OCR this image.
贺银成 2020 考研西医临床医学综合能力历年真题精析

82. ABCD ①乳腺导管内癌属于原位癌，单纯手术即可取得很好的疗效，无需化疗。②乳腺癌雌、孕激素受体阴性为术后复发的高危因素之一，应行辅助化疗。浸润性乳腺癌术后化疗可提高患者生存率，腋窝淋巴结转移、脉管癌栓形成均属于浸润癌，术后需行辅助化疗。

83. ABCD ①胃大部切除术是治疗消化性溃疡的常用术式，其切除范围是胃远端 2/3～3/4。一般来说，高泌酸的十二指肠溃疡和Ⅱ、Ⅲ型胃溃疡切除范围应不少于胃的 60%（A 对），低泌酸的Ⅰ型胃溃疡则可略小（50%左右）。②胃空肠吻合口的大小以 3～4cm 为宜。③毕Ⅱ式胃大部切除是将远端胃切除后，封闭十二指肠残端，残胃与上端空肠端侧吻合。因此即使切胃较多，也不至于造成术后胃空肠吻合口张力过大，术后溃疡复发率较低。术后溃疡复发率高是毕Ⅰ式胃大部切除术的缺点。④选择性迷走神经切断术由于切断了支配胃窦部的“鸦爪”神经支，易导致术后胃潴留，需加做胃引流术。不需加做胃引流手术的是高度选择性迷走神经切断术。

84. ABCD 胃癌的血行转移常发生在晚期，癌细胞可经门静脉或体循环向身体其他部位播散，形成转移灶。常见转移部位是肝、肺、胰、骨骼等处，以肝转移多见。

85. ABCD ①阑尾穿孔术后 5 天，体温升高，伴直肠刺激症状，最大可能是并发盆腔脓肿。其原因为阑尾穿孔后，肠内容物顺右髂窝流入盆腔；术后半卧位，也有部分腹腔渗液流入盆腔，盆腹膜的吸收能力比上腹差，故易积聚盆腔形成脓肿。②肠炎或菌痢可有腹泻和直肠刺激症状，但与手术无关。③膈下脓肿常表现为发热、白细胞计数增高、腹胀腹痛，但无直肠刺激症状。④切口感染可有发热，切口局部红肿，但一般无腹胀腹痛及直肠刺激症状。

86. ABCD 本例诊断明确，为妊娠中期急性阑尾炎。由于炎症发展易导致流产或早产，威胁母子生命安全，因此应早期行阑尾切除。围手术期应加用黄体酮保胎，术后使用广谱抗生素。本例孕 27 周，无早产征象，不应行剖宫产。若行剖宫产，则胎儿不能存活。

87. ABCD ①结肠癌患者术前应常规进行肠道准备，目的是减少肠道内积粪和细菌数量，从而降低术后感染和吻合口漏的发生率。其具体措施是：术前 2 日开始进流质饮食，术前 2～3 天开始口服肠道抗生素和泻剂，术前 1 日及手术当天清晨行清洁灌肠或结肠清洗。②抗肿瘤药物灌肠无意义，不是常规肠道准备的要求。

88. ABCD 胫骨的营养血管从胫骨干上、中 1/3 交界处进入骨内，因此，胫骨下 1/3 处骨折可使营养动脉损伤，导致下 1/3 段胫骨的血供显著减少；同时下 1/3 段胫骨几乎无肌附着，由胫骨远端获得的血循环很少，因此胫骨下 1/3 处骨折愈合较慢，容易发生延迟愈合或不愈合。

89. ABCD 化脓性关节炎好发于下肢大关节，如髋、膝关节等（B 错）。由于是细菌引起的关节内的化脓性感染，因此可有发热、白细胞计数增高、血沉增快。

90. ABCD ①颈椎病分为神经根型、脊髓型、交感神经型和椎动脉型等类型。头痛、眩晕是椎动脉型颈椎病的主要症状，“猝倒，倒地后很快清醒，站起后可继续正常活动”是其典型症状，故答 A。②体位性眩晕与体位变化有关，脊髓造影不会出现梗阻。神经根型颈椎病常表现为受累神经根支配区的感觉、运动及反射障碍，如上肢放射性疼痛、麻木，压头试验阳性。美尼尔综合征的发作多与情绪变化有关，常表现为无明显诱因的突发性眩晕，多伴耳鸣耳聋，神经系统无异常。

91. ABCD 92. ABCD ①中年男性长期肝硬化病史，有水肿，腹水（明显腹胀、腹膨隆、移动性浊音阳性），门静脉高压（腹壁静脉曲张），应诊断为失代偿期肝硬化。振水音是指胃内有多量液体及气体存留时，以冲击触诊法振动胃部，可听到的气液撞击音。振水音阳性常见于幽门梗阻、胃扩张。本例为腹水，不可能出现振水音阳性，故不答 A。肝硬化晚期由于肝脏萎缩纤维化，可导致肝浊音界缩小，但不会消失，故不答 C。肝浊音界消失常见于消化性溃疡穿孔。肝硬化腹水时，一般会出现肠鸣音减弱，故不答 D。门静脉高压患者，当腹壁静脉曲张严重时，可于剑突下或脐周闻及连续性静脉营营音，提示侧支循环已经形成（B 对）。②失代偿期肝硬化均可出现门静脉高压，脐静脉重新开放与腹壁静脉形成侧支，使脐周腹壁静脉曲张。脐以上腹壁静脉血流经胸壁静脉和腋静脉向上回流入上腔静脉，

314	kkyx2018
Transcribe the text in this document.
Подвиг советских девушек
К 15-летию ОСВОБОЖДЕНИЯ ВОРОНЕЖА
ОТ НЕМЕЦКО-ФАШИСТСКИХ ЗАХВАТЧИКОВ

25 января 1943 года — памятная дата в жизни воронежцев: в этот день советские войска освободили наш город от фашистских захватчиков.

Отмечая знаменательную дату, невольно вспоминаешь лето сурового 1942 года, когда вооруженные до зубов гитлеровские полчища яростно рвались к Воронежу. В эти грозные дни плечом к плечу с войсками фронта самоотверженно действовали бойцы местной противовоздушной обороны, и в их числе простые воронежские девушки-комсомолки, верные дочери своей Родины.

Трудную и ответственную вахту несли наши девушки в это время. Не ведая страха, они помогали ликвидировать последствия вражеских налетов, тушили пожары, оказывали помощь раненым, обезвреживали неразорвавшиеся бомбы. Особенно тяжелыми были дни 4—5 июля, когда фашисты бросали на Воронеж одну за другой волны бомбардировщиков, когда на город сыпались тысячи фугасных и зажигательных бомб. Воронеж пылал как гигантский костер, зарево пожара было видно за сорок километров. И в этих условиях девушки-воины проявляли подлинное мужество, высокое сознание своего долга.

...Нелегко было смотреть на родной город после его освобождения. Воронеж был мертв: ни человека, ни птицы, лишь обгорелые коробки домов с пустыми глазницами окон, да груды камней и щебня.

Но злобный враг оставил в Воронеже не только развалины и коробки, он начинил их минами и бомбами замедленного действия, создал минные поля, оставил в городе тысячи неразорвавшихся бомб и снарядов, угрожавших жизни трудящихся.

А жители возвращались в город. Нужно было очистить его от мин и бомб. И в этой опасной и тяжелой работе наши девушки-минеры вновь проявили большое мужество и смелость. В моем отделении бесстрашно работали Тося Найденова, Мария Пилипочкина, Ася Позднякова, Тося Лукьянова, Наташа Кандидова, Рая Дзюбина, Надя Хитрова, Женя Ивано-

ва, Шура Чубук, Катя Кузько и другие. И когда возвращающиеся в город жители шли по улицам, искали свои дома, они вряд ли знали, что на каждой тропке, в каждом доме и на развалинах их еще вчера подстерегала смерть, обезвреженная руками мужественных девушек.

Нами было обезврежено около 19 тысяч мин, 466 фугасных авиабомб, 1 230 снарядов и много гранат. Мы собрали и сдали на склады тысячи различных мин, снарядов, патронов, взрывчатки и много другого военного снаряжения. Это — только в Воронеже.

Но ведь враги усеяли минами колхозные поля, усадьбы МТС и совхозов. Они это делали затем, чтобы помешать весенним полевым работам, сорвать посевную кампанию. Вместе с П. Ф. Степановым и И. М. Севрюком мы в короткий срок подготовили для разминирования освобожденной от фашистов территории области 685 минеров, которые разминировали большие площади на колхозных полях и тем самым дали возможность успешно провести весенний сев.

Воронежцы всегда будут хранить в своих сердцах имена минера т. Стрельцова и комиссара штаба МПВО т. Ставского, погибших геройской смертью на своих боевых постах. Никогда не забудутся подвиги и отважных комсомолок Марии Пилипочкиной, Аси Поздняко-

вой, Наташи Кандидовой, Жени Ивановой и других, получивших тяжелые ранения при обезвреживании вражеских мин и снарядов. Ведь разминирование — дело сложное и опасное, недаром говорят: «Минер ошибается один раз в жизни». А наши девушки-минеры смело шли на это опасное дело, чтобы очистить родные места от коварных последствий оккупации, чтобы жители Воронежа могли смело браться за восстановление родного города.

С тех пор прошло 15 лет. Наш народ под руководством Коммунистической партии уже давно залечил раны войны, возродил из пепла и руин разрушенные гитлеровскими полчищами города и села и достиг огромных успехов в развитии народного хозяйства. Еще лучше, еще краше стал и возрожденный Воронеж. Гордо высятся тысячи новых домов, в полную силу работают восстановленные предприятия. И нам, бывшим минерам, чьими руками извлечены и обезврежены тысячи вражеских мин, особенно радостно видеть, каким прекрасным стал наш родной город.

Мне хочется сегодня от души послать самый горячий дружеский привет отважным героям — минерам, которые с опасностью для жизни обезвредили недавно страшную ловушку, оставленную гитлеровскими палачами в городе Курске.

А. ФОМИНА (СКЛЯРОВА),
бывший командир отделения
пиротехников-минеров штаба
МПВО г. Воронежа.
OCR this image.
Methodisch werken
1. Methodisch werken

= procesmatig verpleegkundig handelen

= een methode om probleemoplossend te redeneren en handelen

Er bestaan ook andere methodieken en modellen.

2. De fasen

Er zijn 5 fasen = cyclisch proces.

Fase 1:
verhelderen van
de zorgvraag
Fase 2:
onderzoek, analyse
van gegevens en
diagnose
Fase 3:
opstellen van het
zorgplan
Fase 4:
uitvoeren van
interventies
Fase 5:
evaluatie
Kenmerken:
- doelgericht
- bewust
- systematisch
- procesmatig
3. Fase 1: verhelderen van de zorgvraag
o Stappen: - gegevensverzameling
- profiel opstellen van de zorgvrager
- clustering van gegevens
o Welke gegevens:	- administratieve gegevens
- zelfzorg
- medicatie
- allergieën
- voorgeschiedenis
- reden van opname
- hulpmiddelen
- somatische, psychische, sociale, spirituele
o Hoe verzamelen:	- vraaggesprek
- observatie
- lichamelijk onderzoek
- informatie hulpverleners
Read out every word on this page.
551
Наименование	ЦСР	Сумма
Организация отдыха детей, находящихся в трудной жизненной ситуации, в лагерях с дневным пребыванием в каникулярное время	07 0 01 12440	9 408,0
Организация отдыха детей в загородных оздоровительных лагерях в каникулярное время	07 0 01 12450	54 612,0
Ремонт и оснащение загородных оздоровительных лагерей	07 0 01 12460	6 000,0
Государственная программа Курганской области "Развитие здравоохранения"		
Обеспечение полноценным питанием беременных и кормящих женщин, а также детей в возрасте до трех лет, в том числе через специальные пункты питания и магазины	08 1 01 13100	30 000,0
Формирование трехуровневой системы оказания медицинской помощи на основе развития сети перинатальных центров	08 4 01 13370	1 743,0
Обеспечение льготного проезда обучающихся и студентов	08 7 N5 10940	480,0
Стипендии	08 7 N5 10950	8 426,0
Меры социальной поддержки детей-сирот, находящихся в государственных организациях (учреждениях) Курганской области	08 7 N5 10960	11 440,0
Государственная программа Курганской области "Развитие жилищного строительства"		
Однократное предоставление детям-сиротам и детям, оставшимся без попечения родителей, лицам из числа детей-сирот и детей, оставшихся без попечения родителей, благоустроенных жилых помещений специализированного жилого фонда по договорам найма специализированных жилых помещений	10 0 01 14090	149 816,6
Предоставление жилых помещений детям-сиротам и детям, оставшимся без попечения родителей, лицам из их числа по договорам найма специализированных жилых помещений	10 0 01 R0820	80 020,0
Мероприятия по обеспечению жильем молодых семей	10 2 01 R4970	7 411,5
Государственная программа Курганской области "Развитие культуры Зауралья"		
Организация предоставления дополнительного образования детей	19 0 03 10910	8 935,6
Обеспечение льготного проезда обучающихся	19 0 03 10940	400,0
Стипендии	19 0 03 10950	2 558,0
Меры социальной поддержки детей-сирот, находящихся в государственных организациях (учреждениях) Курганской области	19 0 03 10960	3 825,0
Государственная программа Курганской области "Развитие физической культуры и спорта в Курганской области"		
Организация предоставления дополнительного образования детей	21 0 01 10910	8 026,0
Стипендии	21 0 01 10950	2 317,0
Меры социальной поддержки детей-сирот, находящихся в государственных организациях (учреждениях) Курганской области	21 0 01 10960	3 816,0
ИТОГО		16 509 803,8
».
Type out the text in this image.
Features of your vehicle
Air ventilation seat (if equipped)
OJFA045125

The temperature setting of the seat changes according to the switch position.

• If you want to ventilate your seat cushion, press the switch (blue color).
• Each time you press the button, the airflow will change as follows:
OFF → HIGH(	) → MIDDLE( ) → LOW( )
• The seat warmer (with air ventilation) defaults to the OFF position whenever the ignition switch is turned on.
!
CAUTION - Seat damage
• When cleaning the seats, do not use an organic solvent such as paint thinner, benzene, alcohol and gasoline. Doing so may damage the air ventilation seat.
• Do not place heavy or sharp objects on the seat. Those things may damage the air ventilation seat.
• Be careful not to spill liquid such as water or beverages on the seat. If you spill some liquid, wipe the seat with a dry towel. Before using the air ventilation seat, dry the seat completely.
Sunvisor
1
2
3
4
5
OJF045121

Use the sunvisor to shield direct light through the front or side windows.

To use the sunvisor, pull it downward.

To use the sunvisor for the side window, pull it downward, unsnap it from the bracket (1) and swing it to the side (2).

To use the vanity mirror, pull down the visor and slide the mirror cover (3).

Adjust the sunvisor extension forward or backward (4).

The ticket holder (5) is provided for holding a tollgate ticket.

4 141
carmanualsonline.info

- - - - - - -

## Description of the task:
Scan the material above for the string "Курганской" and report each line where you find it.

## Correct output:
Государственная программа Курганской области "Развитие здравоохранения"		
Меры социальной поддержки детей-сирот, находящихся в государственных организациях (учреждениях) Курганской области	08 7 N5 10960	11 440,0
Государственная программа Курганской области "Развитие жилищного строительства"		
Государственная программа Курганской области "Развитие культуры Зауралья"		
Меры социальной поддержки детей-сирот, находящихся в государственных организациях (учреждениях) Курганской области	19 0 03 10960	3 825,0
Государственная программа Курганской области "Развитие физической культуры и спорта в Курганской области"		
Меры социальной поддержки детей-сирот, находящихся в государственных организациях (учреждениях) Курганской области	21 0 01 10960	3 816,0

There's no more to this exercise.